* [WHAT TO DO]
Give all of the lines again exactly as they read.

+---+

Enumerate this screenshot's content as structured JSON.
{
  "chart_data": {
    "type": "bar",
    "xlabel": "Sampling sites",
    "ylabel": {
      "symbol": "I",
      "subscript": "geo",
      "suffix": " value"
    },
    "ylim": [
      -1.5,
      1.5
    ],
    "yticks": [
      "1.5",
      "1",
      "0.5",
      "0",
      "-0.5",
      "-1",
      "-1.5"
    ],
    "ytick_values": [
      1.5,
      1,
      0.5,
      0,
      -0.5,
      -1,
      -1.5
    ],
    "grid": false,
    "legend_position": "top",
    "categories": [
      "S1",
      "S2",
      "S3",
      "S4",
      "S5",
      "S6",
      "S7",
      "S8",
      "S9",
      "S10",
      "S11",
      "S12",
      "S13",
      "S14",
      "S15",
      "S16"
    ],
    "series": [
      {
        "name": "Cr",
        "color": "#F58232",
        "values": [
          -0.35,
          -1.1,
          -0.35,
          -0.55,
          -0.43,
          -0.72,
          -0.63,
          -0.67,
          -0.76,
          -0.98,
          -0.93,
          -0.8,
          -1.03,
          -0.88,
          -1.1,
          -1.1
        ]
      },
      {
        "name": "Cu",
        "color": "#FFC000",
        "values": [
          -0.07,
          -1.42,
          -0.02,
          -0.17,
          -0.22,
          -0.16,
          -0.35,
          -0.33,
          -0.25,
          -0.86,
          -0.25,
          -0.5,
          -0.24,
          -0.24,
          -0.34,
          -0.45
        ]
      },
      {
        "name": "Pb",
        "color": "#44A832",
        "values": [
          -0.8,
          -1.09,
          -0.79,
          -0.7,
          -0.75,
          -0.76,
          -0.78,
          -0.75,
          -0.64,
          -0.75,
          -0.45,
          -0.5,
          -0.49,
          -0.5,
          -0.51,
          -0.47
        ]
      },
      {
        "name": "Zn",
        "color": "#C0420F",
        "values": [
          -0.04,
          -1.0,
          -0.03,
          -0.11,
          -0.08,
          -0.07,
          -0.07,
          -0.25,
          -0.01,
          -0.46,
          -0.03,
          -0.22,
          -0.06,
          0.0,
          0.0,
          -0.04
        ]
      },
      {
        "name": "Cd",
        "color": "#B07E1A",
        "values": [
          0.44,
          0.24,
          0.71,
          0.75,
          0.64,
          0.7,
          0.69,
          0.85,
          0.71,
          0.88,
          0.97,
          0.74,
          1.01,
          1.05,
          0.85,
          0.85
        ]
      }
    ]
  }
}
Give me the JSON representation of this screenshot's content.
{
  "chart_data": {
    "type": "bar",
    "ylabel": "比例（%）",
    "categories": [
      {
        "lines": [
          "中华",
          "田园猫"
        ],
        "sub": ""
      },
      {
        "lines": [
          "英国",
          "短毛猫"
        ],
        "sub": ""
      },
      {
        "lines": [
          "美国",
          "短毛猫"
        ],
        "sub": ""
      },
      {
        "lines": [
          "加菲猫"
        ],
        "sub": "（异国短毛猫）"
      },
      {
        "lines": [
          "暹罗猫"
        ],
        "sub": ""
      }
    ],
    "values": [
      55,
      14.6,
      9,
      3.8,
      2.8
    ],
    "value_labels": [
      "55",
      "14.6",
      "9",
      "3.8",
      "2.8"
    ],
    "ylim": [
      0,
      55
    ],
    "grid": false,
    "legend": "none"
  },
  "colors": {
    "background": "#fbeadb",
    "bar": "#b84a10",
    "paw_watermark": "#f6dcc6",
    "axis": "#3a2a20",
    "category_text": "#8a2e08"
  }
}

+---+

* [WRITTEN REPLY]
Enumerate this screenshot's content as structured JSON.
{
  "chart_data": {
    "type": "bar",
    "xlabel": "Sampling sites",
    "ylabel": {
      "symbol": "I",
      "subscript": "geo",
      "suffix": " value"
    },
    "ylim": [
      -1.5,
      1.5
    ],
    "yticks": [
      "1.5",
      "1",
      "0.5",
      "0",
      "-0.5",
      "-1",
      "-1.5"
    ],
    "ytick_values": [
      1.5,
      1,
      0.5,
      0,
      -0.5,
      -1,
      -1.5
    ],
    "grid": false,
    "legend_position": "top",
    "categories": [
      "S1",
      "S2",
      "S3",
      "S4",
      "S5",
      "S6",
      "S7",
      "S8",
      "S9",
      "S10",
      "S11",
      "S12",
      "S13",
      "S14",
      "S15",
      "S16"
    ],
    "series": [
      {
        "name": "Cr",
        "color": "#F58232",
        "values": [
          -0.35,
          -1.1,
          -0.35,
          -0.55,
          -0.43,
          -0.72,
          -0.63,
          -0.67,
          -0.76,
          -0.98,
          -0.93,
          -0.8,
          -1.03,
          -0.88,
          -1.1,
          -1.1
        ]
      },
      {
        "name": "Cu",
        "color": "#FFC000",
        "values": [
          -0.07,
          -1.42,
          -0.02,
          -0.17,
          -0.22,
          -0.16,
          -0.35,
          -0.33,
          -0.25,
          -0.86,
          -0.25,
          -0.5,
          -0.24,
          -0.24,
          -0.34,
          -0.45
        ]
      },
      {
        "name": "Pb",
        "color": "#44A832",
        "values": [
          -0.8,
          -1.09,
          -0.79,
          -0.7,
          -0.75,
          -0.76,
          -0.78,
          -0.75,
          -0.64,
          -0.75,
          -0.45,
          -0.5,
          -0.49,
          -0.5,
          -0.51,
          -0.47
        ]
      },
      {
        "name": "Zn",
        "color": "#C0420F",
        "values": [
          -0.04,
          -1.0,
          -0.03,
          -0.11,
          -0.08,
          -0.07,
          -0.07,
          -0.25,
          -0.01,
          -0.46,
          -0.03,
          -0.22,
          -0.06,
          0.0,
          0.0,
          -0.04
        ]
      },
      {
        "name": "Cd",
        "color": "#B07E1A",
        "values": [
          0.44,
          0.24,
          0.71,
          0.75,
          0.64,
          0.7,
          0.69,
          0.85,
          0.71,
          0.88,
          0.97,
          0.74,
          1.01,
          1.05,
          0.85,
          0.85
        ]
      }
    ]
  }
}
Give me the JSON representation of this screenshot's content.
{
  "chart_data": {
    "type": "bar",
    "ylabel": "比例（%）",
    "categories": [
      {
        "lines": [
          "中华",
          "田园猫"
        ],
        "sub": ""
      },
      {
        "lines": [
          "英国",
          "短毛猫"
        ],
        "sub": ""
      },
      {
        "lines": [
          "美国",
          "短毛猫"
        ],
        "sub": ""
      },
      {
        "lines": [
          "加菲猫"
        ],
        "sub": "（异国短毛猫）"
      },
      {
        "lines": [
          "暹罗猫"
        ],
        "sub": ""
      }
    ],
    "values": [
      55,
      14.6,
      9,
      3.8,
      2.8
    ],
    "value_labels": [
      "55",
      "14.6",
      "9",
      "3.8",
      "2.8"
    ],
    "ylim": [
      0,
      55
    ],
    "grid": false,
    "legend": "none"
  },
  "colors": {
    "background": "#fbeadb",
    "bar": "#b84a10",
    "paw_watermark": "#f6dcc6",
    "axis": "#3a2a20",
    "category_text": "#8a2e08"
  }
}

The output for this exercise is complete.